→ WORK TO DO: Exactly how many lines have the word "точки"? Answer with the bare number.

→ GIVEN RECORDS:
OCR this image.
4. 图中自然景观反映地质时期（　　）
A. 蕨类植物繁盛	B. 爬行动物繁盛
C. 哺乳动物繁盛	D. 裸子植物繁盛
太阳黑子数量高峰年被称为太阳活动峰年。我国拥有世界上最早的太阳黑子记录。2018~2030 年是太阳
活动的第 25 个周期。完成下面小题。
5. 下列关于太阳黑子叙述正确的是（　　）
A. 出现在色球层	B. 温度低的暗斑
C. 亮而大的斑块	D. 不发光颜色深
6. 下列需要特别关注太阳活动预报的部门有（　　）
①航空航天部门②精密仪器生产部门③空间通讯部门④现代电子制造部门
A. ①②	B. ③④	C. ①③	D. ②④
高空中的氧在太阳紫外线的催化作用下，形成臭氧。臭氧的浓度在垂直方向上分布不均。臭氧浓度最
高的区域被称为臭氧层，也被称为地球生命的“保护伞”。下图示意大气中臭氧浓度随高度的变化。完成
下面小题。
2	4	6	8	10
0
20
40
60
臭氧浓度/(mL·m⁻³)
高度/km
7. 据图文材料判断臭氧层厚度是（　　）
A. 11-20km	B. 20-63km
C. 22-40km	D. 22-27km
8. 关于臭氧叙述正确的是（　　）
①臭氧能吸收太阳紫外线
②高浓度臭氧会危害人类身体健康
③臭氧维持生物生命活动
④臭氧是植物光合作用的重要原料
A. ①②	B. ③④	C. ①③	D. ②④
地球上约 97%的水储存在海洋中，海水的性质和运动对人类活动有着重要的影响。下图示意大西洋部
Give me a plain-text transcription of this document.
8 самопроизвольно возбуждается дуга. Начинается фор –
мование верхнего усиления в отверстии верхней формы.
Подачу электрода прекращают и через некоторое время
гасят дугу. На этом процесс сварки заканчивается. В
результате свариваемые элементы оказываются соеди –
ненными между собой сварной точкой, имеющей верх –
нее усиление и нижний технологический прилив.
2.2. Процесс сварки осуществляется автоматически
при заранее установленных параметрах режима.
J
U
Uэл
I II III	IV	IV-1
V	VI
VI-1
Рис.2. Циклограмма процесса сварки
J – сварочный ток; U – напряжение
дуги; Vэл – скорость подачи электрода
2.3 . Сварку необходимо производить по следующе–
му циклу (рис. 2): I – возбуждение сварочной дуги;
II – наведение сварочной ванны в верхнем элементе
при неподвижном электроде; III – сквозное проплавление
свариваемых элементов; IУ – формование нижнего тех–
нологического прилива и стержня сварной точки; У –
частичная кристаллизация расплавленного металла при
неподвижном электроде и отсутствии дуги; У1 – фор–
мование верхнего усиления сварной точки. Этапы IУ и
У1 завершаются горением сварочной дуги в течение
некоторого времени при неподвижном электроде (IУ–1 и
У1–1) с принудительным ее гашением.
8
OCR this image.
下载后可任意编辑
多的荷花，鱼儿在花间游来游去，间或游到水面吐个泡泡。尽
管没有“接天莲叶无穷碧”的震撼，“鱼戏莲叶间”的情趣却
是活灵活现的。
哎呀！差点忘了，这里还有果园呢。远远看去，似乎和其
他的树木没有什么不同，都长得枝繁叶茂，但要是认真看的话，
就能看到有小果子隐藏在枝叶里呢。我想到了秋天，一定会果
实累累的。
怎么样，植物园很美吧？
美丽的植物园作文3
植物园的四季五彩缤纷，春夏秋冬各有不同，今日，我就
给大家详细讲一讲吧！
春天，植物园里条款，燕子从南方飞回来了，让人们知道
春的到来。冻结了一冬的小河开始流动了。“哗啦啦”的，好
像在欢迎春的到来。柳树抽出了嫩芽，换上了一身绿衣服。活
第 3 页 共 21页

→ ANSWER BELOW: 2